--- Data section Enclosed Below ---

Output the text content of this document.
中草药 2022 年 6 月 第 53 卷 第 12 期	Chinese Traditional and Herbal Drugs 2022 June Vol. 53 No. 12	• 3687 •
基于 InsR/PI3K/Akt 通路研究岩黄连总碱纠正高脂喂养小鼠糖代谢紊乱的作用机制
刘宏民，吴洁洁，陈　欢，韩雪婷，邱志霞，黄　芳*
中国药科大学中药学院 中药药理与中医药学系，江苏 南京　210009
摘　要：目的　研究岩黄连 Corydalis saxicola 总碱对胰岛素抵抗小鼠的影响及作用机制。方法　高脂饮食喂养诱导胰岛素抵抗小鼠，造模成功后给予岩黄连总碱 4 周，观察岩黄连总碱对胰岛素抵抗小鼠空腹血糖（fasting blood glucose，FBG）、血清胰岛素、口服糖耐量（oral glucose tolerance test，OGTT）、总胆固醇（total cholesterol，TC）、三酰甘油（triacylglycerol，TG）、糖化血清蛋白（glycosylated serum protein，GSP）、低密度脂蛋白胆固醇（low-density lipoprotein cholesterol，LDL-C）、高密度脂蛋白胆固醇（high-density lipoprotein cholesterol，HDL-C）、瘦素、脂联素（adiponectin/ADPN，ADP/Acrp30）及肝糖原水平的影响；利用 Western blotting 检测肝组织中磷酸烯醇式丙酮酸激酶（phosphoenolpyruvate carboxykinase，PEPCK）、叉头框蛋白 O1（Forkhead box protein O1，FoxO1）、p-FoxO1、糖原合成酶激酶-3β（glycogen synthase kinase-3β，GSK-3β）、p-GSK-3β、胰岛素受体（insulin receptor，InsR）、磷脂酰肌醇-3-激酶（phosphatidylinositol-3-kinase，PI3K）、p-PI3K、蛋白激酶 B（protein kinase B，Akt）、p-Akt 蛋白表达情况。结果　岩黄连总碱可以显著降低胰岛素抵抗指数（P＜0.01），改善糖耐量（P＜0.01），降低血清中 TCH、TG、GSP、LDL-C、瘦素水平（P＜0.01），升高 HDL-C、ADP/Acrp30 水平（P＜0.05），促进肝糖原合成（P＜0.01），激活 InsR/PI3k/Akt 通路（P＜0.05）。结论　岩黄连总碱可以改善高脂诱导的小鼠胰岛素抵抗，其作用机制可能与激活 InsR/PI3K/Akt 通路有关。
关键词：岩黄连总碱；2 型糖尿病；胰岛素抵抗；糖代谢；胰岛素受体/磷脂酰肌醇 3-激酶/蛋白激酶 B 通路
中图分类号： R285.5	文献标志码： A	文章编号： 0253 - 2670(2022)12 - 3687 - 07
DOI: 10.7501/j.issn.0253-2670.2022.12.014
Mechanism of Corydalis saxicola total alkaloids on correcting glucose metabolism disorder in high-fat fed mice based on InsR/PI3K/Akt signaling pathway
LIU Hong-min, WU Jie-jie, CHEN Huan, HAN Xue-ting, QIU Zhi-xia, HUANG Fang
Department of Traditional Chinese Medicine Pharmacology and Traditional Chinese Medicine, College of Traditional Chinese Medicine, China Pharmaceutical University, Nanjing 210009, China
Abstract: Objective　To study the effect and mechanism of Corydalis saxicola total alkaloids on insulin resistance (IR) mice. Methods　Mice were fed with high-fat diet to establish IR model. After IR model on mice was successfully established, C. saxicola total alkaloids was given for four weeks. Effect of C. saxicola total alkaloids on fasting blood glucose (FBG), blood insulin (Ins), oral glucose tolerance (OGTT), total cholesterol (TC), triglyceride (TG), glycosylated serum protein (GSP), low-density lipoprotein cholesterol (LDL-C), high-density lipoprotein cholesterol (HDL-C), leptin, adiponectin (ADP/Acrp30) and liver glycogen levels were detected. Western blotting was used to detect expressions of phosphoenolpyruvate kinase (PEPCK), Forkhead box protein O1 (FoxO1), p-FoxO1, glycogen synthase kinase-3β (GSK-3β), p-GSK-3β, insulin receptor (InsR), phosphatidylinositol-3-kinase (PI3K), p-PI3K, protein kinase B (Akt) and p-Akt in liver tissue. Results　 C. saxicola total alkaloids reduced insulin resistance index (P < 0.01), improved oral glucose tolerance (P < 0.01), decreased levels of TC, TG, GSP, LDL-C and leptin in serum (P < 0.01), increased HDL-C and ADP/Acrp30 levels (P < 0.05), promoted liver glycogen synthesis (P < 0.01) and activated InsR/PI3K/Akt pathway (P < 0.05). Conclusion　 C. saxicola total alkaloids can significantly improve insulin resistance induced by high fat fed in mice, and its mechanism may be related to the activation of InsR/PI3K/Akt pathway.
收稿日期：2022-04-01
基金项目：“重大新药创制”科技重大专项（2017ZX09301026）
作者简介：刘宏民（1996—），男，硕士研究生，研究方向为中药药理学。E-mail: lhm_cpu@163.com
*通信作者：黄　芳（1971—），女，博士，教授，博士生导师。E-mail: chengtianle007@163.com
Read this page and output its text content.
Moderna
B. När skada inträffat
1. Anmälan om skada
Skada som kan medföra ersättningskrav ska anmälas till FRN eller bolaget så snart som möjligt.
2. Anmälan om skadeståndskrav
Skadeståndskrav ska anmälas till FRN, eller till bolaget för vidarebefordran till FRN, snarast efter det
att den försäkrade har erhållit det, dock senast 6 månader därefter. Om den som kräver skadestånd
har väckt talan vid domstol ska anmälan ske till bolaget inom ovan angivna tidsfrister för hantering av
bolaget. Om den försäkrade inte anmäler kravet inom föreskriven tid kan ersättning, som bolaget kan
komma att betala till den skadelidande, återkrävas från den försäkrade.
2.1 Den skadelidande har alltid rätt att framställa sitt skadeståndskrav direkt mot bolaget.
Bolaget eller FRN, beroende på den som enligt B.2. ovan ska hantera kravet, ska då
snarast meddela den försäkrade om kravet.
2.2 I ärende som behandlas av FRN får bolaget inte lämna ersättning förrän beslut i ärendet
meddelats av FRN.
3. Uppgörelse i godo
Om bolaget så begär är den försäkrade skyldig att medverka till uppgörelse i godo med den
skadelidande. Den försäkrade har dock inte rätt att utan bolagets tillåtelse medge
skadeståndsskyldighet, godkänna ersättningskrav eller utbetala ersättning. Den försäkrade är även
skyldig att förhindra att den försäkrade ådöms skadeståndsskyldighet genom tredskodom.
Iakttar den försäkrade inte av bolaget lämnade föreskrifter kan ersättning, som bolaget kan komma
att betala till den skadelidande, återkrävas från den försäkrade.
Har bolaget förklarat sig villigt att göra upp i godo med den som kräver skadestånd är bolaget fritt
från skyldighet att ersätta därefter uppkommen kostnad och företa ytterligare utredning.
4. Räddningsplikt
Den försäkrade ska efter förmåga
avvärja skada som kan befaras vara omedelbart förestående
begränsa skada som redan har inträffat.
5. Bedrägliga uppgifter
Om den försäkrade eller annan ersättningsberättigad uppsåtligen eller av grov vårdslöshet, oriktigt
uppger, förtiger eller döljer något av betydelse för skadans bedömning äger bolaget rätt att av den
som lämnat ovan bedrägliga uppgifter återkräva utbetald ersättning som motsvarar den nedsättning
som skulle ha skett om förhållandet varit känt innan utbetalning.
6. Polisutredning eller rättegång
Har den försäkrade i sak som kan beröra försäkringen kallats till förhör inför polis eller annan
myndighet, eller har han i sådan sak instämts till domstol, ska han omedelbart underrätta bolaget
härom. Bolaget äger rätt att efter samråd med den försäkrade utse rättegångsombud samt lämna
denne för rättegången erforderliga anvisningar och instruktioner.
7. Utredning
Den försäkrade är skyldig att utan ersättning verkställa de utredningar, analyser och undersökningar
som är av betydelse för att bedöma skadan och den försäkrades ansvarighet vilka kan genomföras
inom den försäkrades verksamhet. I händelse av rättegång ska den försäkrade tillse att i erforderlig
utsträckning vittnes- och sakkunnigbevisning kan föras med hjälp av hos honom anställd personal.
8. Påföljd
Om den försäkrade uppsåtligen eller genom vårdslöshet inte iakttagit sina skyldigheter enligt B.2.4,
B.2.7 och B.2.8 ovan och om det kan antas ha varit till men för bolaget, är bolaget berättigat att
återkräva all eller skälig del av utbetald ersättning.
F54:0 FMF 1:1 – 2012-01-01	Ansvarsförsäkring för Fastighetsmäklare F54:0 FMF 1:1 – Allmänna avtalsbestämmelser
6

--- End of Enclosed Data section ---

### Work order
Copy each line of the records that has "återkrävas" in it.

### Answer for the task
komma att betala till den skadelidande, återkrävas från den försäkrade.
att betala till den skadelidande, återkrävas från den försäkrade.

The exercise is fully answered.